- WHAT THE EXERCISE ASKS -
Find the word "xlabel" in the listing, and copy out each line where it turns up.

[Opening LISTED RECORDS section]

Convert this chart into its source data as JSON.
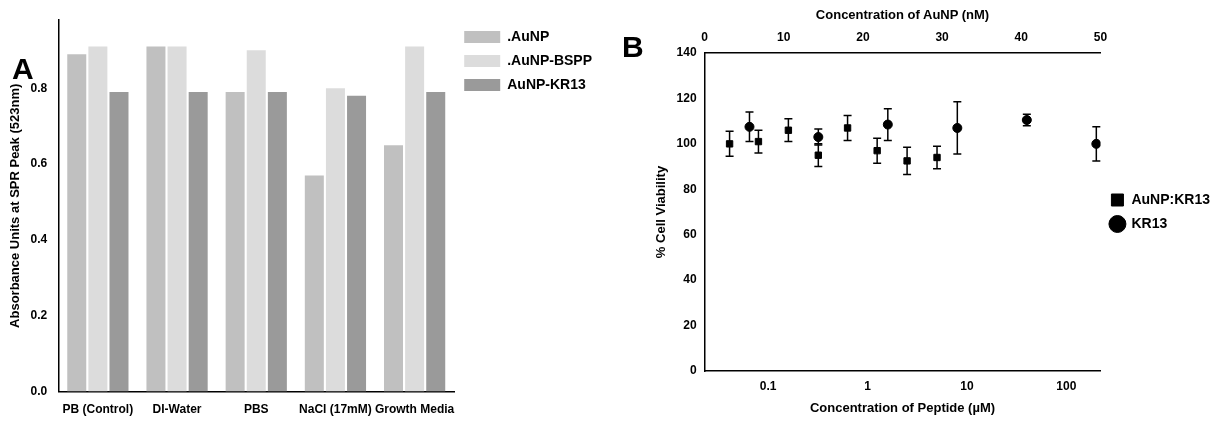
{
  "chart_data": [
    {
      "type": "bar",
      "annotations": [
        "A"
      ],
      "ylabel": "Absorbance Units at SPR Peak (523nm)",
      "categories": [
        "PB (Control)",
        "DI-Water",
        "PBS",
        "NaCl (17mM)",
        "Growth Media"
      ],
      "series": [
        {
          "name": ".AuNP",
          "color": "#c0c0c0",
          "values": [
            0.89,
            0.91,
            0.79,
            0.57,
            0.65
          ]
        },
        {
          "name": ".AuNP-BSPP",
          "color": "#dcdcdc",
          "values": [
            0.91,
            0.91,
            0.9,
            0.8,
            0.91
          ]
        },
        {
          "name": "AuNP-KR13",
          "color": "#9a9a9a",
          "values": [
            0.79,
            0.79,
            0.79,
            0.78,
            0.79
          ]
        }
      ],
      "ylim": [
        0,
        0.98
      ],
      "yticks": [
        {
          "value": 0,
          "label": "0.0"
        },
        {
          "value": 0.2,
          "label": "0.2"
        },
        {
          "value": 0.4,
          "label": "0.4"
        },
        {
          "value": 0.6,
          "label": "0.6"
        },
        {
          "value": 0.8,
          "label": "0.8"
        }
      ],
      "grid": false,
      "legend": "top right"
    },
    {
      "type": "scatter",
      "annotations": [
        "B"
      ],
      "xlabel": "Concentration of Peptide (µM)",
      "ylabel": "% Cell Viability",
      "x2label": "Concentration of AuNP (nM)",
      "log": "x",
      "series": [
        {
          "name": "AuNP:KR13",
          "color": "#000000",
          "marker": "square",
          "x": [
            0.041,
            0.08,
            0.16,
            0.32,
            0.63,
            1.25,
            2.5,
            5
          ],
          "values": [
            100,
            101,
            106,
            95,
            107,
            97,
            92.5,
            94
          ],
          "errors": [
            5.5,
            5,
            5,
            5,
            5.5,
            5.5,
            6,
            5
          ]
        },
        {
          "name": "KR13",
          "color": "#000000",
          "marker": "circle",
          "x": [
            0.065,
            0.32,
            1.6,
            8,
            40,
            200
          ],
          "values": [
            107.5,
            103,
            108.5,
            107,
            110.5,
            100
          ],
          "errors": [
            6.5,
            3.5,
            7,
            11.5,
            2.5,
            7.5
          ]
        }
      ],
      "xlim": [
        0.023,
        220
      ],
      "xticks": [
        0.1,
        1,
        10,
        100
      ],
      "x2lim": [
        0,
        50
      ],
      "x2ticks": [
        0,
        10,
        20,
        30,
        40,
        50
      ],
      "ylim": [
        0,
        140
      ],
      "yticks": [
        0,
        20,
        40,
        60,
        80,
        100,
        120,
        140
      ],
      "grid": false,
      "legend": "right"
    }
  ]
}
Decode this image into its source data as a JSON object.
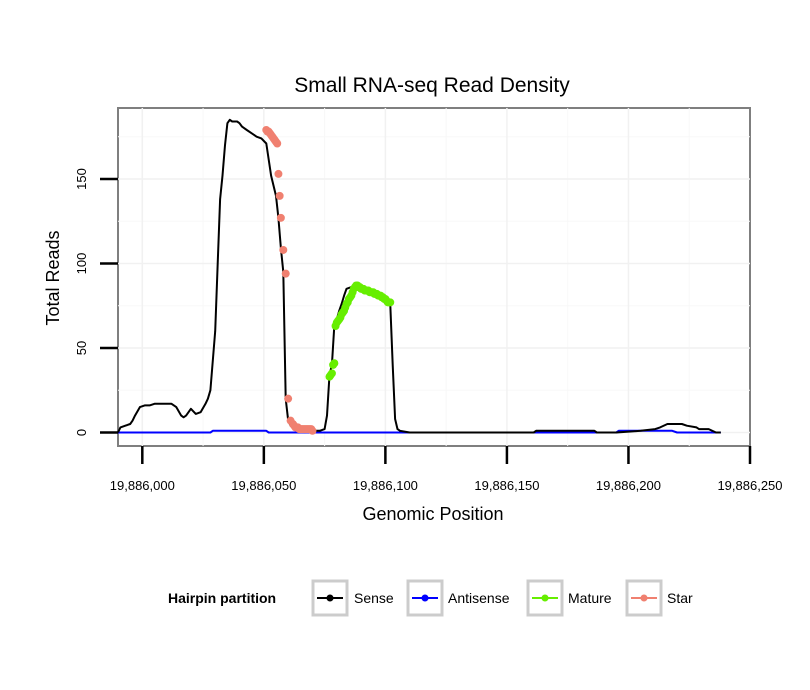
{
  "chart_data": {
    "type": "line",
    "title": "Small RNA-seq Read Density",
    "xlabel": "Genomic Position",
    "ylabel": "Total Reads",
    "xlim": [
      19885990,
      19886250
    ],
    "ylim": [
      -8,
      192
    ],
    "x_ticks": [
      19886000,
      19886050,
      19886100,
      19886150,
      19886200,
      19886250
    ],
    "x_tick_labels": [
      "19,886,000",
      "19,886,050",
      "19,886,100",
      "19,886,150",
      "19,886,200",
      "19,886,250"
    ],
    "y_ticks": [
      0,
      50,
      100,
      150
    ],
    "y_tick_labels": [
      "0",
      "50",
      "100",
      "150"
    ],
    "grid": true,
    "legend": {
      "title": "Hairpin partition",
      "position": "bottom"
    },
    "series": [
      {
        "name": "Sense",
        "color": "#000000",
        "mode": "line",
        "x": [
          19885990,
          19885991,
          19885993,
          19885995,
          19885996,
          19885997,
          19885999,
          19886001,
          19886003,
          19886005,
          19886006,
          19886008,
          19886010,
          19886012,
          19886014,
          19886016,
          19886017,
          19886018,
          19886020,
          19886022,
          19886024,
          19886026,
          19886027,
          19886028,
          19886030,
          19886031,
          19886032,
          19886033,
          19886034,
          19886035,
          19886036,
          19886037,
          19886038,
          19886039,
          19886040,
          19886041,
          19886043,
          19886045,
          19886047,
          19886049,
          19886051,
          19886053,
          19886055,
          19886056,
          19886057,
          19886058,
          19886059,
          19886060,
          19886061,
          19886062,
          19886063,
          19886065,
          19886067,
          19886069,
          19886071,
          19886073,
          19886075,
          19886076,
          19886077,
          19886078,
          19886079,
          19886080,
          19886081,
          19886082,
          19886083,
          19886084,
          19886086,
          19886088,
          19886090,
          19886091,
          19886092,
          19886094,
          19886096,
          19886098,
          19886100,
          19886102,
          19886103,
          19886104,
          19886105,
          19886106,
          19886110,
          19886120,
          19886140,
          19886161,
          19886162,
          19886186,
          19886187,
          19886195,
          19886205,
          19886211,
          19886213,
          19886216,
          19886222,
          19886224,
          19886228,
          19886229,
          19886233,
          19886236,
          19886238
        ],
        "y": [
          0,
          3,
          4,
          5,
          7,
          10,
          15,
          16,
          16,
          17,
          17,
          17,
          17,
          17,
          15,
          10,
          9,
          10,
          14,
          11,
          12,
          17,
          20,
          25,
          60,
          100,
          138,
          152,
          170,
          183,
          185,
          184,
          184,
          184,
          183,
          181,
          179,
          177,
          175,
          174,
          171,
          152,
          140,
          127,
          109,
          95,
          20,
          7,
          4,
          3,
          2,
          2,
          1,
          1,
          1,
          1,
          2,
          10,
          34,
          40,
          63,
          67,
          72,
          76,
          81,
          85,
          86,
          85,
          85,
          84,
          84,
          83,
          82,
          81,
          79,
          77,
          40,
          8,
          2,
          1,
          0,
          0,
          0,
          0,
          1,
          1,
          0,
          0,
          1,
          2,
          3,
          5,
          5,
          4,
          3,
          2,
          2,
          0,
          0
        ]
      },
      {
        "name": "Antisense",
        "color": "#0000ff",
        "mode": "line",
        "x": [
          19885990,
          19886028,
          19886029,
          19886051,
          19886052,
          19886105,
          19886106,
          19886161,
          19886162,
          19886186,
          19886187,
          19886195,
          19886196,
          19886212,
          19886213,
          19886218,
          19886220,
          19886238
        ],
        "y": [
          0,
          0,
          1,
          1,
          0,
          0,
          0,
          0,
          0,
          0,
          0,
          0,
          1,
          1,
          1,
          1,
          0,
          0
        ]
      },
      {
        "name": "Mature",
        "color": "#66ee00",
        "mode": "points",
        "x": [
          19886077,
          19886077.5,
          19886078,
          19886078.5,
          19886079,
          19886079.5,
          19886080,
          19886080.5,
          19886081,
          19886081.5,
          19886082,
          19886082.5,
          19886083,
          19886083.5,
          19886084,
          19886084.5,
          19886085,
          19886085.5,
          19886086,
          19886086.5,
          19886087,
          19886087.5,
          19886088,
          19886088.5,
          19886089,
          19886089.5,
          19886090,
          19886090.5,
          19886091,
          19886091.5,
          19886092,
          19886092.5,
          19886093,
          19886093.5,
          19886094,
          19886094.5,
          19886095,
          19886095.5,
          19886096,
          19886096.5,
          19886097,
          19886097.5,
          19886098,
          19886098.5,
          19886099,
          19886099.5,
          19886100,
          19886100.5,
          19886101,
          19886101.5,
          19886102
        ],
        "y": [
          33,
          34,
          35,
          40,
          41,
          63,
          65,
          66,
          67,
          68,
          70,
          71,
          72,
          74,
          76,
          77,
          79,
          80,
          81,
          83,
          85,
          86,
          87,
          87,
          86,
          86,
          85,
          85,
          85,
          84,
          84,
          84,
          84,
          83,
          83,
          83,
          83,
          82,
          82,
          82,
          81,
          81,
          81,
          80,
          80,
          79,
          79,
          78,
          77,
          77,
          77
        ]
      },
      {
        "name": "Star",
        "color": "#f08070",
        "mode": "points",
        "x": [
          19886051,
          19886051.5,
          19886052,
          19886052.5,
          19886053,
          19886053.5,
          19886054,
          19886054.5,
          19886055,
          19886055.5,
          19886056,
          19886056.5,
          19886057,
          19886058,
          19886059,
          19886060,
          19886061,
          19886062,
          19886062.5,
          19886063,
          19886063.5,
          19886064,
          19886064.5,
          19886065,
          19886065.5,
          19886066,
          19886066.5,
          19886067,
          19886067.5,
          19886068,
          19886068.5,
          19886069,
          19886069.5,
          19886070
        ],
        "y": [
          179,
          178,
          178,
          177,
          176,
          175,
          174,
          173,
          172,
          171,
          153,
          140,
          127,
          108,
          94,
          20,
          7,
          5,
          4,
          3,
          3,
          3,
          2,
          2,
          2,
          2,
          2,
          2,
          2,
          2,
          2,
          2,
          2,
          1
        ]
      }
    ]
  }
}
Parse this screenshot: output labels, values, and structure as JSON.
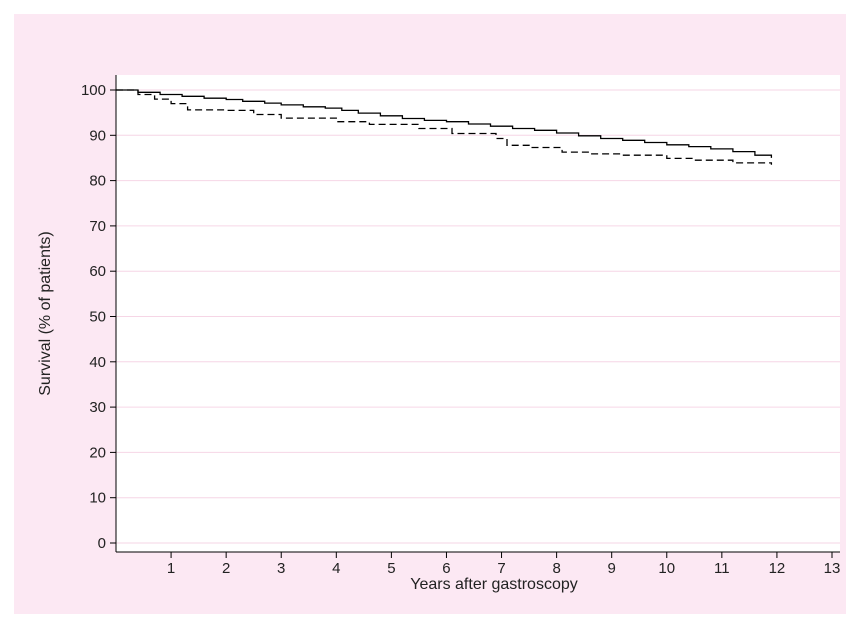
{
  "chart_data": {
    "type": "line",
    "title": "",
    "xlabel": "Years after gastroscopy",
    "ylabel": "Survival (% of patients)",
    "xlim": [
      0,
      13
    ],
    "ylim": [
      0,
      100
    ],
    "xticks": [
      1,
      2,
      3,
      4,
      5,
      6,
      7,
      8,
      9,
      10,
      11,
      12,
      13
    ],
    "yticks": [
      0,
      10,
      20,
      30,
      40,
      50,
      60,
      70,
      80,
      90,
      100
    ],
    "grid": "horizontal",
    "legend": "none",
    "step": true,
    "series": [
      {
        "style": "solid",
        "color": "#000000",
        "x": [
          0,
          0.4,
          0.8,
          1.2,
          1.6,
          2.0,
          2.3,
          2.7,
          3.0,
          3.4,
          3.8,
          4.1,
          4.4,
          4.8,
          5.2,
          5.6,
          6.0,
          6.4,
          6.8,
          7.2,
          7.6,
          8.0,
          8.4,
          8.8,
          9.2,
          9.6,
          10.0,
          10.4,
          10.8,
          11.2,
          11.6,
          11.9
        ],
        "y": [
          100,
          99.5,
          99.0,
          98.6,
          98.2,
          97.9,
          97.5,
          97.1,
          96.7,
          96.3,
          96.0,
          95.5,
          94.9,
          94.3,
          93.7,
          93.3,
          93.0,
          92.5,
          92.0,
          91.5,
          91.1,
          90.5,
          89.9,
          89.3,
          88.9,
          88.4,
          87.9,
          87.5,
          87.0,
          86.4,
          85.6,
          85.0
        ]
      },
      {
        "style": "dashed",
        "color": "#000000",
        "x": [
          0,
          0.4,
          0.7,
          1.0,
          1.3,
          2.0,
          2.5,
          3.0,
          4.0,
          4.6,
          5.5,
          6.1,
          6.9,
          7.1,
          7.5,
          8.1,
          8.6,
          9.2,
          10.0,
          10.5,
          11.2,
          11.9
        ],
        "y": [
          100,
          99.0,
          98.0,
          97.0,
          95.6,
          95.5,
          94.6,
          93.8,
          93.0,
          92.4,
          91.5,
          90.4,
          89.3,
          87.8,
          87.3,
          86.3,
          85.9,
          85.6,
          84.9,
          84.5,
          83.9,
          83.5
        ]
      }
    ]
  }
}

[Closing LISTED RECORDS section]

- SOLUTION BELOW -
      "xlabel": "Concentration of Peptide (µM)",
    "xlabel": "Genomic Position",
    "xlabel": "Years after gastroscopy",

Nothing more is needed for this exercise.